**Problem to work on**: Without the pictures, output the records below word for word.
## Start Provided entries
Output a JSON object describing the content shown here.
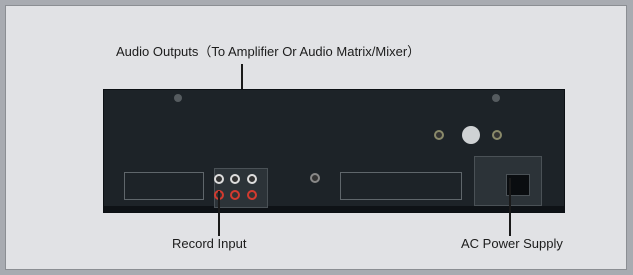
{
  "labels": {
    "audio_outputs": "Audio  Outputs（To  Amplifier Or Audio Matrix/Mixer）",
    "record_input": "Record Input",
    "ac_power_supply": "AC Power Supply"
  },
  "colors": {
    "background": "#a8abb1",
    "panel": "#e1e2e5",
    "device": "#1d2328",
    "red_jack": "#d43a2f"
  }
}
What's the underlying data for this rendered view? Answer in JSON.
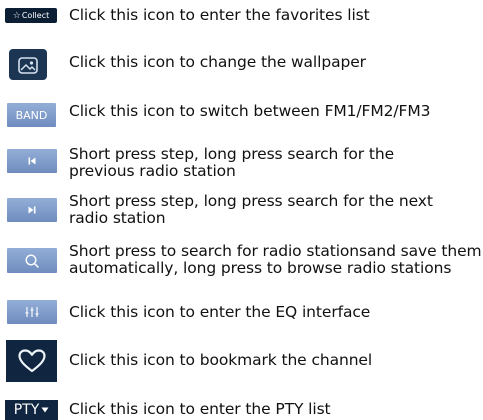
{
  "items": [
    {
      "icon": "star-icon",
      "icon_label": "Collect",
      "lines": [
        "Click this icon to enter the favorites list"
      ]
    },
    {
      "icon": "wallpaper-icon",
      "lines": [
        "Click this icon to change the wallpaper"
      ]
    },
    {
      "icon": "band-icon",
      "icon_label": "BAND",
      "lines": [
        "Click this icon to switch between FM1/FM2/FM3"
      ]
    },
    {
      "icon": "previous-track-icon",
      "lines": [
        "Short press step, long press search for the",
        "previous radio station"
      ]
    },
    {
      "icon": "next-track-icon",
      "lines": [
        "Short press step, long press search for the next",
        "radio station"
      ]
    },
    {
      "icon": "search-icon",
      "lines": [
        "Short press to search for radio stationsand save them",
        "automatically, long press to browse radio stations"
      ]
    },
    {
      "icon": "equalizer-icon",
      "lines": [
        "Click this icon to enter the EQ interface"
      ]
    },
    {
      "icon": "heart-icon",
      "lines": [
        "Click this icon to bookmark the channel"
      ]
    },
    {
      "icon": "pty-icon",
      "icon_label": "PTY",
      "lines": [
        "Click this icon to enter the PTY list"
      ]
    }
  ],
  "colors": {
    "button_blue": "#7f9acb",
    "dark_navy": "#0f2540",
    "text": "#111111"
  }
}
## End Provided entries
**Expected output**:
Output a JSON object describing the content shown here.
{
  "labels": {
    "audio_outputs": "Audio  Outputs（To  Amplifier Or Audio Matrix/Mixer）",
    "record_input": "Record Input",
    "ac_power_supply": "AC Power Supply"
  },
  "colors": {
    "background": "#a8abb1",
    "panel": "#e1e2e5",
    "device": "#1d2328",
    "red_jack": "#d43a2f"
  }
}
What's the underlying data for this rendered view? Answer in JSON.
{
  "items": [
    {
      "icon": "star-icon",
      "icon_label": "Collect",
      "lines": [
        "Click this icon to enter the favorites list"
      ]
    },
    {
      "icon": "wallpaper-icon",
      "lines": [
        "Click this icon to change the wallpaper"
      ]
    },
    {
      "icon": "band-icon",
      "icon_label": "BAND",
      "lines": [
        "Click this icon to switch between FM1/FM2/FM3"
      ]
    },
    {
      "icon": "previous-track-icon",
      "lines": [
        "Short press step, long press search for the",
        "previous radio station"
      ]
    },
    {
      "icon": "next-track-icon",
      "lines": [
        "Short press step, long press search for the next",
        "radio station"
      ]
    },
    {
      "icon": "search-icon",
      "lines": [
        "Short press to search for radio stationsand save them",
        "automatically, long press to browse radio stations"
      ]
    },
    {
      "icon": "equalizer-icon",
      "lines": [
        "Click this icon to enter the EQ interface"
      ]
    },
    {
      "icon": "heart-icon",
      "lines": [
        "Click this icon to bookmark the channel"
      ]
    },
    {
      "icon": "pty-icon",
      "icon_label": "PTY",
      "lines": [
        "Click this icon to enter the PTY list"
      ]
    }
  ],
  "colors": {
    "button_blue": "#7f9acb",
    "dark_navy": "#0f2540",
    "text": "#111111"
  }
}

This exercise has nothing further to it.